Listings of element locations:

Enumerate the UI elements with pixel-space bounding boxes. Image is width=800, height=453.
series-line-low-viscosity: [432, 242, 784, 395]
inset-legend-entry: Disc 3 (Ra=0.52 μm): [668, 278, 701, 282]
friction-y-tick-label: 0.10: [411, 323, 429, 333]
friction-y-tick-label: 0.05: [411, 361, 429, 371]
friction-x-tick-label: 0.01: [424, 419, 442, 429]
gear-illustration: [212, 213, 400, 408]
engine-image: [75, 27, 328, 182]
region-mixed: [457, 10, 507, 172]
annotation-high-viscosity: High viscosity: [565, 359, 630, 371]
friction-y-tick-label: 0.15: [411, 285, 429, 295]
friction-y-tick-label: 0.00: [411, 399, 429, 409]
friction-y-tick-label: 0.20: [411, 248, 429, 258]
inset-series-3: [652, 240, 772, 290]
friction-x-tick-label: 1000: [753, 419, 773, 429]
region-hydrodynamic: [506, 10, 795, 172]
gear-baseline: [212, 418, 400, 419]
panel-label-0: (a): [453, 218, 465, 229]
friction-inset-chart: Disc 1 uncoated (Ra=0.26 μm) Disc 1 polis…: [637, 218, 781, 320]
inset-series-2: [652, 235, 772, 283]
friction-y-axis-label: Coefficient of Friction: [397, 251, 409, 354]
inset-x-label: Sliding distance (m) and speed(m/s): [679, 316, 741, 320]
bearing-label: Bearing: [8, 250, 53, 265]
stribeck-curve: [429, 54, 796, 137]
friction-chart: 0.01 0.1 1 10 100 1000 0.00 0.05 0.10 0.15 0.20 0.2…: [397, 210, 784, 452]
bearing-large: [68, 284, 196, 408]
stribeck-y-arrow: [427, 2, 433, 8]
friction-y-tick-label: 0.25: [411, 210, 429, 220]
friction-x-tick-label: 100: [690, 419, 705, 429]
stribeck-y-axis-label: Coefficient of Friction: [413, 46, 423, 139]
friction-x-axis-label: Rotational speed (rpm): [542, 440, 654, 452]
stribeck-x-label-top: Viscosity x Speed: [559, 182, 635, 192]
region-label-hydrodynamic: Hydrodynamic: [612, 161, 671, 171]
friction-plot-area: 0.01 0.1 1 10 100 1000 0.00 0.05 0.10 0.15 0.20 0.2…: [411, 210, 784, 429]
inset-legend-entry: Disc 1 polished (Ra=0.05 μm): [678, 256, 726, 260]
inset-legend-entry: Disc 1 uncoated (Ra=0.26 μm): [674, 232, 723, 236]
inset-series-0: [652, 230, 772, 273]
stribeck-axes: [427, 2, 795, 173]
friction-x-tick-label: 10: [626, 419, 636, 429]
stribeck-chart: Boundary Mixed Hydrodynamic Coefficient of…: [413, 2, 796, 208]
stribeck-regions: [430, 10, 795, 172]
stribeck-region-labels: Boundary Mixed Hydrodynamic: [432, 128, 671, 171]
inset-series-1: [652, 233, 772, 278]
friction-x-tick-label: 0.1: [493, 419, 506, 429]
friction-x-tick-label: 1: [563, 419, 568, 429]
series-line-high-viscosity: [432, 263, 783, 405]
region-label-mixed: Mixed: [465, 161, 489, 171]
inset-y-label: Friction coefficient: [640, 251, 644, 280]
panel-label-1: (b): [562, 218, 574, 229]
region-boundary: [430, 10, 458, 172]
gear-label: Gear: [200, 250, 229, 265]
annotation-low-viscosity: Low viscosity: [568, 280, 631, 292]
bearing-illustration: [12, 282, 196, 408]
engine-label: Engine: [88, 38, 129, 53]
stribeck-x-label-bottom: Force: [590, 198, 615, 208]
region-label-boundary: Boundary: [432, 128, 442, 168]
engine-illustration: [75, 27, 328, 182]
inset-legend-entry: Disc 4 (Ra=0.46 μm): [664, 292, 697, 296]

Exercise objective
Present every line of the records above as a numbered list, leaving out any blank lines.

Solution to the exercise
1. Enumerate the UI elements with pixel-space bounding boxes. Image is width=800, height=453.
2. series-line-low-viscosity: [432, 242, 784, 395]
3. inset-legend-entry: Disc 3 (Ra=0.52 μm): [668, 278, 701, 282]
4. friction-y-tick-label: 0.10: [411, 323, 429, 333]
5. friction-y-tick-label: 0.05: [411, 361, 429, 371]
6. friction-x-tick-label: 0.01: [424, 419, 442, 429]
7. gear-illustration: [212, 213, 400, 408]
8. engine-image: [75, 27, 328, 182]
9. region-mixed: [457, 10, 507, 172]
10. annotation-high-viscosity: High viscosity: [565, 359, 630, 371]
11. friction-y-tick-label: 0.15: [411, 285, 429, 295]
12. friction-y-tick-label: 0.00: [411, 399, 429, 409]
13. friction-y-tick-label: 0.20: [411, 248, 429, 258]
14. inset-series-3: [652, 240, 772, 290]
15. friction-x-tick-label: 1000: [753, 419, 773, 429]
16. region-hydrodynamic: [506, 10, 795, 172]
17. gear-baseline: [212, 418, 400, 419]
18. panel-label-0: (a): [453, 218, 465, 229]
19. friction-inset-chart: Disc 1 uncoated (Ra=0.26 μm) Disc 1 polis…: [637, 218, 781, 320]
20. inset-series-2: [652, 235, 772, 283]
21. friction-y-axis-label: Coefficient of Friction: [397, 251, 409, 354]
22. inset-x-label: Sliding distance (m) and speed(m/s): [679, 316, 741, 320]
23. bearing-label: Bearing: [8, 250, 53, 265]
24. stribeck-curve: [429, 54, 796, 137]
25. friction-chart: 0.01 0.1 1 10 100 1000 0.00 0.05 0.10 0.15 0.20 0.2…: [397, 210, 784, 452]
26. bearing-large: [68, 284, 196, 408]
27. stribeck-y-arrow: [427, 2, 433, 8]
28. friction-y-tick-label: 0.25: [411, 210, 429, 220]
29. friction-x-tick-label: 100: [690, 419, 705, 429]
30. stribeck-y-axis-label: Coefficient of Friction: [413, 46, 423, 139]
31. friction-x-axis-label: Rotational speed (rpm): [542, 440, 654, 452]
32. stribeck-x-label-top: Viscosity x Speed: [559, 182, 635, 192]
33. region-label-hydrodynamic: Hydrodynamic: [612, 161, 671, 171]
34. friction-plot-area: 0.01 0.1 1 10 100 1000 0.00 0.05 0.10 0.15 0.20 0.2…: [411, 210, 784, 429]
35. inset-legend-entry: Disc 1 polished (Ra=0.05 μm): [678, 256, 726, 260]
36. inset-legend-entry: Disc 1 uncoated (Ra=0.26 μm): [674, 232, 723, 236]
37. inset-series-0: [652, 230, 772, 273]
38. stribeck-axes: [427, 2, 795, 173]
39. friction-x-tick-label: 10: [626, 419, 636, 429]
40. stribeck-chart: Boundary Mixed Hydrodynamic Coefficient of…: [413, 2, 796, 208]
41. stribeck-regions: [430, 10, 795, 172]
42. stribeck-region-labels: Boundary Mixed Hydrodynamic: [432, 128, 671, 171]
43. inset-series-1: [652, 233, 772, 278]
44. friction-x-tick-label: 0.1: [493, 419, 506, 429]
45. friction-x-tick-label: 1: [563, 419, 568, 429]
46. series-line-high-viscosity: [432, 263, 783, 405]
47. region-label-mixed: Mixed: [465, 161, 489, 171]
48. inset-y-label: Friction coefficient: [640, 251, 644, 280]
49. panel-label-1: (b): [562, 218, 574, 229]
50. region-boundary: [430, 10, 458, 172]
51. gear-label: Gear: [200, 250, 229, 265]
52. annotation-low-viscosity: Low viscosity: [568, 280, 631, 292]
53. bearing-illustration: [12, 282, 196, 408]
54. engine-label: Engine: [88, 38, 129, 53]
55. stribeck-x-label-bottom: Force: [590, 198, 615, 208]
56. region-label-boundary: Boundary: [432, 128, 442, 168]
57. engine-illustration: [75, 27, 328, 182]
58. inset-legend-entry: Disc 4 (Ra=0.46 μm): [664, 292, 697, 296]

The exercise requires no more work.